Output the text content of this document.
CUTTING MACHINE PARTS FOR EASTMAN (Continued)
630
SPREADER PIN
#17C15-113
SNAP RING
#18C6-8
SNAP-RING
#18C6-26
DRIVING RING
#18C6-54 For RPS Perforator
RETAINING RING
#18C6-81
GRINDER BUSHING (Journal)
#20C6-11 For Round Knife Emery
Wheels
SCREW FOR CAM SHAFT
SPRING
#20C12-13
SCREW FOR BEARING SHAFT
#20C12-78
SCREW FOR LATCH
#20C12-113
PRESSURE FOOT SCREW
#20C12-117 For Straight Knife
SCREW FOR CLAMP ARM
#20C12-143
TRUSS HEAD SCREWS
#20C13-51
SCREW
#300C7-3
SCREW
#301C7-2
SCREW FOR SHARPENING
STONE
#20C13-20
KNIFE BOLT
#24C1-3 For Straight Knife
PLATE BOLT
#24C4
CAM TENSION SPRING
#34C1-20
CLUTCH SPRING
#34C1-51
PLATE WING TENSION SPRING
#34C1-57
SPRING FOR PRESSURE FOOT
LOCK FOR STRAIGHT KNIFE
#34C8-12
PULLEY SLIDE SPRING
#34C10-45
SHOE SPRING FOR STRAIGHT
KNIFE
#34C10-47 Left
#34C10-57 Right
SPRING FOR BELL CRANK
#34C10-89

EXERCISE PROMPT = Above are the records; retype every one exactly.

RESULT =
Output the text content of this document.
CUTTING MACHINE PARTS FOR EASTMAN (Continued)
630
SPREADER PIN
#17C15-113
SNAP RING
#18C6-8
SNAP-RING
#18C6-26
DRIVING RING
#18C6-54 For RPS Perforator
RETAINING RING
#18C6-81
GRINDER BUSHING (Journal)
#20C6-11 For Round Knife Emery
Wheels
SCREW FOR CAM SHAFT
SPRING
#20C12-13
SCREW FOR BEARING SHAFT
#20C12-78
SCREW FOR LATCH
#20C12-113
PRESSURE FOOT SCREW
#20C12-117 For Straight Knife
SCREW FOR CLAMP ARM
#20C12-143
TRUSS HEAD SCREWS
#20C13-51
SCREW
#300C7-3
SCREW
#301C7-2
SCREW FOR SHARPENING
STONE
#20C13-20
KNIFE BOLT
#24C1-3 For Straight Knife
PLATE BOLT
#24C4
CAM TENSION SPRING
#34C1-20
CLUTCH SPRING
#34C1-51
PLATE WING TENSION SPRING
#34C1-57
SPRING FOR PRESSURE FOOT
LOCK FOR STRAIGHT KNIFE
#34C8-12
PULLEY SLIDE SPRING
#34C10-45
SHOE SPRING FOR STRAIGHT
KNIFE
#34C10-47 Left
#34C10-57 Right
SPRING FOR BELL CRANK
#34C10-89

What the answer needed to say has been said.